GIVEN INSTRUCTION –
Set out every line of the material below as a Markdown table with the columns Row and Line, numbering each row and omitting blank lines. Leave the pictures out of the table.

>> begin

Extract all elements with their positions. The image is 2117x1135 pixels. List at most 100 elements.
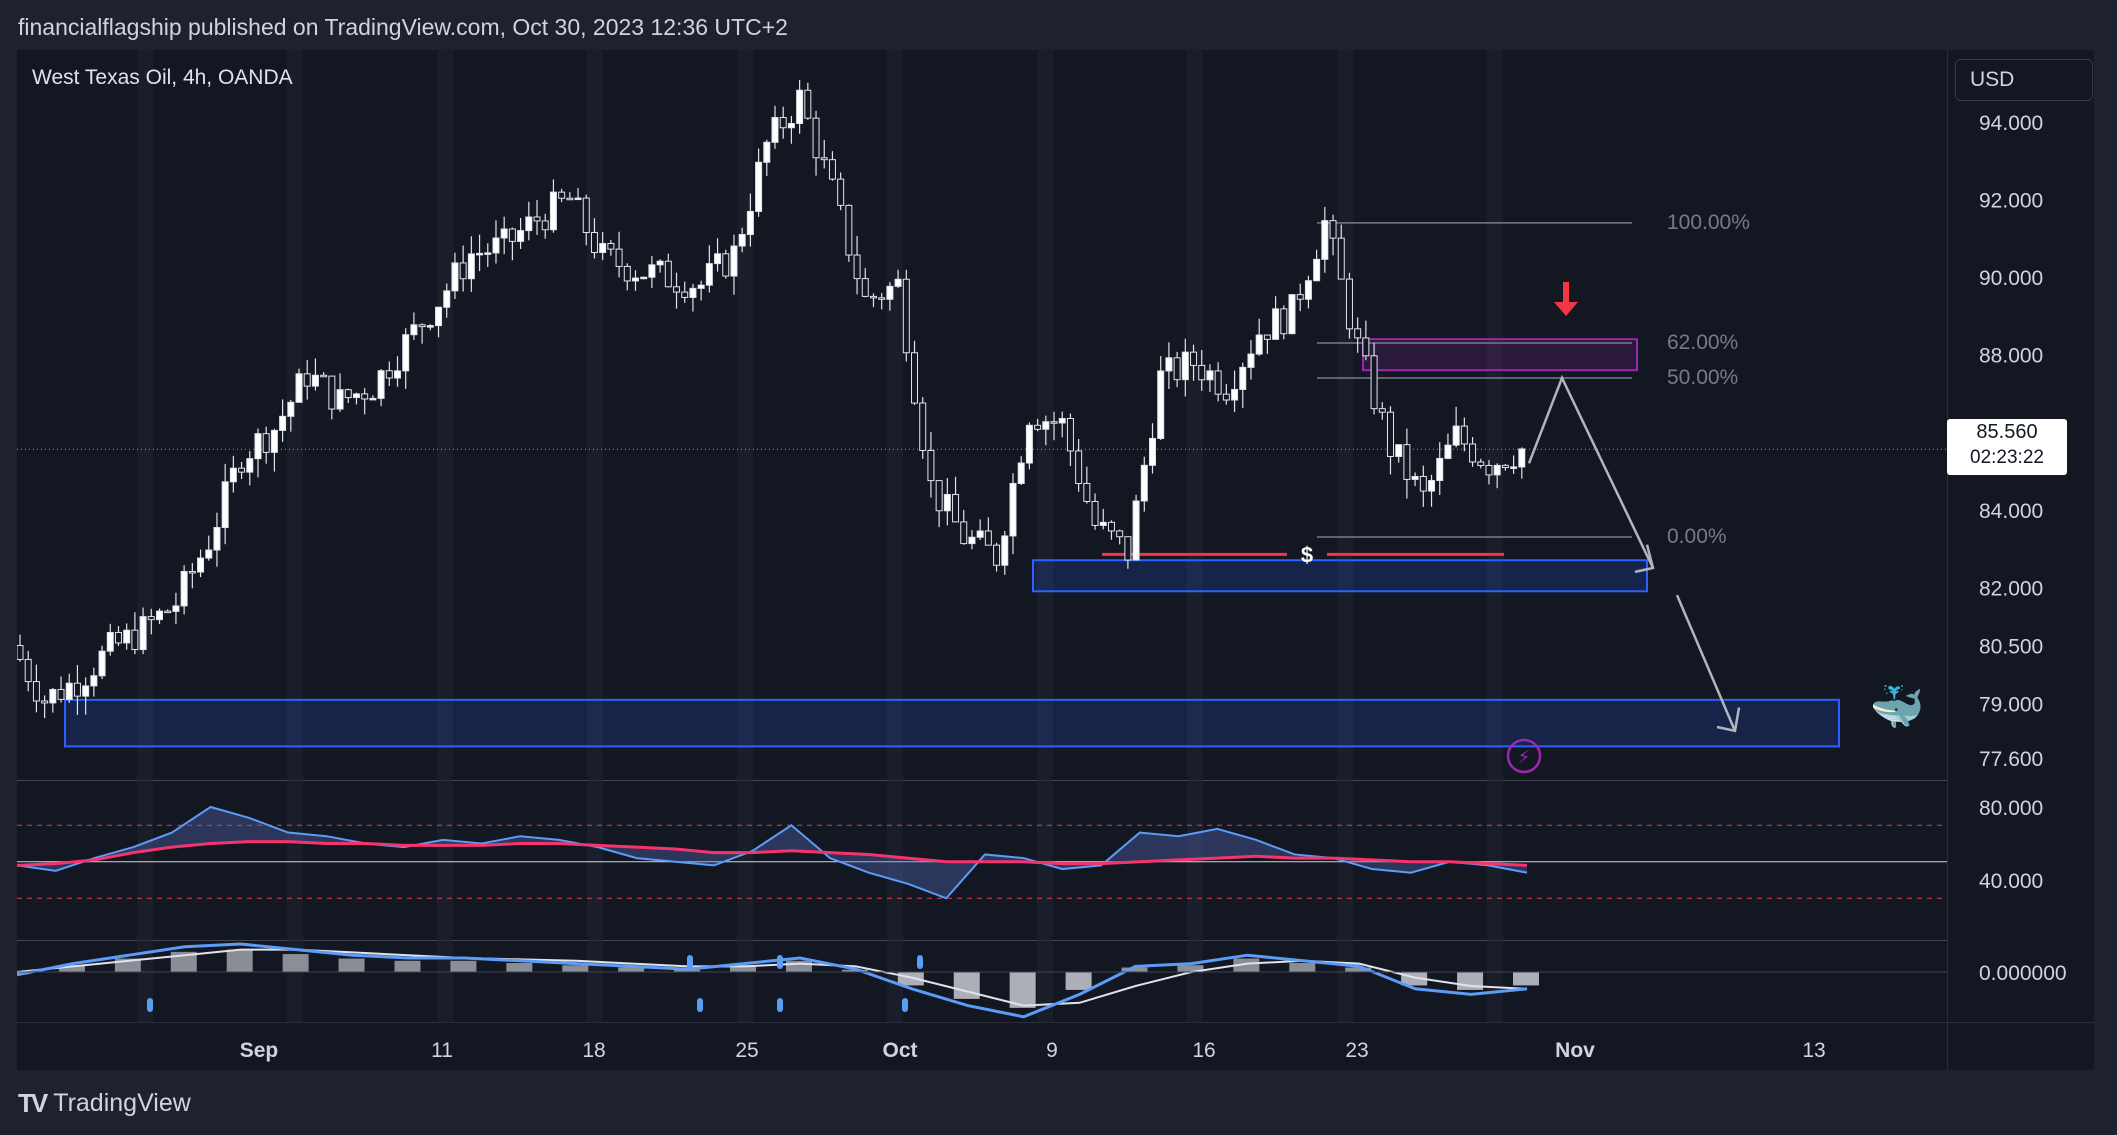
candle-body xyxy=(1165,357,1173,372)
candle-body xyxy=(886,285,894,300)
projection-path xyxy=(1527,374,1741,733)
candle-body xyxy=(114,631,122,644)
candle-body xyxy=(1493,464,1501,476)
session-stripe xyxy=(587,50,603,1022)
candle-body xyxy=(476,252,484,256)
macd-cross-marker-up xyxy=(687,955,693,969)
candle-body xyxy=(1198,364,1206,381)
candle-body xyxy=(1370,355,1378,410)
price-axis-label: 80.500 xyxy=(1979,636,2043,659)
candle-body xyxy=(344,389,352,399)
candle-body xyxy=(1042,421,1050,430)
candle-body xyxy=(869,295,877,299)
candle-body xyxy=(352,393,360,399)
candle-body xyxy=(812,117,820,159)
candle-body xyxy=(270,429,278,453)
bar-countdown: 02:23:22 xyxy=(1970,447,2044,468)
price-axis-label: 94.000 xyxy=(1979,112,2043,135)
candle-body xyxy=(894,278,902,287)
candle-body xyxy=(484,252,492,255)
candle-body xyxy=(1017,462,1025,484)
rsi-axis-label: 40.000 xyxy=(1979,870,2043,893)
candle-body xyxy=(705,263,713,286)
candle-body xyxy=(131,629,139,651)
chart-panel[interactable]: 94.00092.00090.00088.00086.00084.00082.0… xyxy=(17,50,2094,1070)
price-axis-label: 82.000 xyxy=(1979,577,2043,600)
candle-body xyxy=(820,157,828,161)
candle-body xyxy=(779,117,787,129)
candle-body xyxy=(1280,308,1288,335)
candle-body xyxy=(1157,370,1165,439)
candle-body xyxy=(1066,417,1074,452)
candle-body xyxy=(878,297,886,300)
candle-body xyxy=(1411,475,1419,480)
candle-body xyxy=(1083,482,1091,502)
candle-body xyxy=(426,325,434,328)
candle-body xyxy=(1116,530,1124,538)
rsi-axis-label: 80.000 xyxy=(1979,797,2043,820)
candle-body xyxy=(656,260,664,266)
candle-body xyxy=(1214,370,1222,395)
time-axis-label: 9 xyxy=(1046,1039,1058,1062)
candle-body xyxy=(443,290,451,308)
candle-body xyxy=(1395,444,1403,457)
candle-body xyxy=(1206,370,1214,381)
candle-body xyxy=(385,370,393,379)
candle-body xyxy=(451,262,459,292)
candle-body xyxy=(73,682,81,697)
currency-button[interactable]: USD xyxy=(1955,59,2093,101)
session-stripe xyxy=(1187,50,1203,1022)
candle-body xyxy=(730,245,738,277)
candle-body xyxy=(533,216,541,222)
candle-body xyxy=(336,389,344,410)
candle-body xyxy=(1444,444,1452,459)
candle-body xyxy=(599,243,607,254)
candle-body xyxy=(1099,521,1107,526)
candle-body xyxy=(615,248,623,267)
last-price-tag: 85.560 02:23:22 xyxy=(1947,419,2067,475)
candle-body xyxy=(837,178,845,206)
session-stripe xyxy=(1037,50,1053,1022)
candle-body xyxy=(689,287,697,298)
candle-body xyxy=(24,658,32,683)
fib-label: 50.00% xyxy=(1667,366,1738,389)
chart-svg[interactable]: 94.00092.00090.00088.00086.00084.00082.0… xyxy=(17,50,2094,1070)
candle-body xyxy=(935,480,943,512)
candle-body xyxy=(188,570,196,574)
candle-body xyxy=(1436,457,1444,482)
candle-body xyxy=(328,375,336,410)
candle-body xyxy=(1107,521,1115,532)
candle-body xyxy=(755,161,763,212)
candle-body xyxy=(1231,388,1239,401)
candle-body xyxy=(1173,357,1181,381)
zone-demand-near xyxy=(1032,559,1648,593)
candle-body xyxy=(549,191,557,231)
candle-body xyxy=(246,458,254,473)
candle-body xyxy=(303,373,311,387)
candle-body xyxy=(41,700,49,704)
candle-body xyxy=(410,324,418,336)
candle-body xyxy=(238,467,246,473)
macd-histogram-bar xyxy=(953,972,980,999)
candle-body xyxy=(714,253,722,265)
fib-label: 62.00% xyxy=(1667,331,1738,354)
candle-body xyxy=(1050,421,1058,424)
candle-body xyxy=(500,228,508,239)
candle-body xyxy=(1058,417,1066,424)
candles xyxy=(17,80,1526,719)
time-axis-label: Sep xyxy=(240,1039,279,1062)
candle-body xyxy=(763,141,771,163)
candle-body xyxy=(517,230,525,242)
macd-cross-marker-down xyxy=(697,998,703,1012)
price-axis-border xyxy=(1947,50,1948,1070)
pane-separator-rsi xyxy=(17,780,1947,781)
price-axis-label: 84.000 xyxy=(1979,500,2043,523)
whale-icon: 🐳 xyxy=(1870,683,1925,732)
candle-body xyxy=(1149,437,1156,466)
candle-body xyxy=(804,89,812,119)
candle-body xyxy=(90,675,98,687)
price-axis-label: 92.000 xyxy=(1979,190,2043,213)
candle-body xyxy=(943,493,951,512)
candle-body xyxy=(1460,425,1468,445)
macd-histogram-bar xyxy=(226,949,253,972)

>> end

TASK OUTPUT –
| Row | Line |
|---|---|
| 1 | Extract all elements with their positions. The image is 2117x1135 pixels. List at most 100 elements. |
| 2 | candle-body xyxy=(1165,357,1173,372) |
| 3 | candle-body xyxy=(886,285,894,300) |
| 4 | projection-path xyxy=(1527,374,1741,733) |
| 5 | candle-body xyxy=(114,631,122,644) |
| 6 | candle-body xyxy=(1493,464,1501,476) |
| 7 | session-stripe xyxy=(587,50,603,1022) |
| 8 | candle-body xyxy=(476,252,484,256) |
| 9 | macd-cross-marker-up xyxy=(687,955,693,969) |
| 10 | candle-body xyxy=(1198,364,1206,381) |
| 11 | candle-body xyxy=(1370,355,1378,410) |
| 12 | price-axis-label: 80.500 xyxy=(1979,636,2043,659) |
| 13 | candle-body xyxy=(344,389,352,399) |
| 14 | candle-body xyxy=(1042,421,1050,430) |
| 15 | candle-body xyxy=(869,295,877,299) |
| 16 | candle-body xyxy=(352,393,360,399) |
| 17 | candle-body xyxy=(812,117,820,159) |
| 18 | candle-body xyxy=(270,429,278,453) |
| 19 | bar-countdown: 02:23:22 xyxy=(1970,447,2044,468) |
| 20 | price-axis-label: 94.000 xyxy=(1979,112,2043,135) |
| 21 | candle-body xyxy=(894,278,902,287) |
| 22 | candle-body xyxy=(484,252,492,255) |
| 23 | candle-body xyxy=(1017,462,1025,484) |
| 24 | rsi-axis-label: 40.000 xyxy=(1979,870,2043,893) |
| 25 | candle-body xyxy=(705,263,713,286) |
| 26 | candle-body xyxy=(131,629,139,651) |
| 27 | chart-panel[interactable]: 94.00092.00090.00088.00086.00084.00082.0… xyxy=(17,50,2094,1070) |
| 28 | price-axis-label: 82.000 xyxy=(1979,577,2043,600) |
| 29 | candle-body xyxy=(820,157,828,161) |
| 30 | candle-body xyxy=(779,117,787,129) |
| 31 | candle-body xyxy=(1280,308,1288,335) |
| 32 | candle-body xyxy=(1157,370,1165,439) |
| 33 | candle-body xyxy=(1066,417,1074,452) |
| 34 | candle-body xyxy=(878,297,886,300) |
| 35 | candle-body xyxy=(1411,475,1419,480) |
| 36 | candle-body xyxy=(1083,482,1091,502) |
| 37 | candle-body xyxy=(426,325,434,328) |
| 38 | candle-body xyxy=(1116,530,1124,538) |
| 39 | rsi-axis-label: 80.000 xyxy=(1979,797,2043,820) |
| 40 | candle-body xyxy=(656,260,664,266) |
| 41 | candle-body xyxy=(1214,370,1222,395) |
| 42 | time-axis-label: 9 xyxy=(1046,1039,1058,1062) |
| 43 | candle-body xyxy=(443,290,451,308) |
| 44 | candle-body xyxy=(1395,444,1403,457) |
| 45 | candle-body xyxy=(1206,370,1214,381) |
| 46 | candle-body xyxy=(385,370,393,379) |
| 47 | candle-body xyxy=(451,262,459,292) |
| 48 | candle-body xyxy=(73,682,81,697) |
| 49 | currency-button[interactable]: USD xyxy=(1955,59,2093,101) |
| 50 | session-stripe xyxy=(1187,50,1203,1022) |
| 51 | candle-body xyxy=(730,245,738,277) |
| 52 | candle-body xyxy=(533,216,541,222) |
| 53 | candle-body xyxy=(336,389,344,410) |
| 54 | candle-body xyxy=(1444,444,1452,459) |
| 55 | candle-body xyxy=(599,243,607,254) |
| 56 | candle-body xyxy=(1099,521,1107,526) |
| 57 | candle-body xyxy=(615,248,623,267) |
| 58 | last-price-tag: 85.560 02:23:22 xyxy=(1947,419,2067,475) |
| 59 | candle-body xyxy=(837,178,845,206) |
| 60 | session-stripe xyxy=(1037,50,1053,1022) |
| 61 | candle-body xyxy=(689,287,697,298) |
| 62 | candle-body xyxy=(24,658,32,683) |
| 63 | fib-label: 50.00% xyxy=(1667,366,1738,389) |
| 64 | chart-svg[interactable]: 94.00092.00090.00088.00086.00084.00082.0… xyxy=(17,50,2094,1070) |
| 65 | candle-body xyxy=(935,480,943,512) |
| 66 | candle-body xyxy=(188,570,196,574) |
| 67 | candle-body xyxy=(1436,457,1444,482) |
| 68 | candle-body xyxy=(328,375,336,410) |
| 69 | candle-body xyxy=(1107,521,1115,532) |
| 70 | candle-body xyxy=(755,161,763,212) |
| 71 | candle-body xyxy=(1231,388,1239,401) |
| 72 | candle-body xyxy=(1173,357,1181,381) |
| 73 | zone-demand-near xyxy=(1032,559,1648,593) |
| 74 | candle-body xyxy=(549,191,557,231) |
| 75 | candle-body xyxy=(246,458,254,473) |
| 76 | candle-body xyxy=(303,373,311,387) |
| 77 | candle-body xyxy=(41,700,49,704) |
| 78 | candle-body xyxy=(410,324,418,336) |
| 79 | candle-body xyxy=(238,467,246,473) |
| 80 | macd-histogram-bar xyxy=(953,972,980,999) |
| 81 | candle-body xyxy=(714,253,722,265) |
| 82 | fib-label: 62.00% xyxy=(1667,331,1738,354) |
| 83 | candle-body xyxy=(1050,421,1058,424) |
| 84 | candle-body xyxy=(500,228,508,239) |
| 85 | candle-body xyxy=(1058,417,1066,424) |
| 86 | candles xyxy=(17,80,1526,719) |
| 87 | time-axis-label: Sep xyxy=(240,1039,279,1062) |
| 88 | candle-body xyxy=(763,141,771,163) |
| 89 | candle-body xyxy=(517,230,525,242) |
| 90 | macd-cross-marker-down xyxy=(697,998,703,1012) |
| 91 | price-axis-border xyxy=(1947,50,1948,1070) |
| 92 | pane-separator-rsi xyxy=(17,780,1947,781) |
| 93 | price-axis-label: 84.000 xyxy=(1979,500,2043,523) |
| 94 | whale-icon: 🐳 xyxy=(1870,683,1925,732) |
| 95 | candle-body xyxy=(1149,437,1156,466) |
| 96 | candle-body xyxy=(804,89,812,119) |
| 97 | candle-body xyxy=(90,675,98,687) |
| 98 | price-axis-label: 92.000 xyxy=(1979,190,2043,213) |
| 99 | candle-body xyxy=(943,493,951,512) |
| 100 | candle-body xyxy=(1460,425,1468,445) |
| 101 | macd-histogram-bar xyxy=(226,949,253,972) |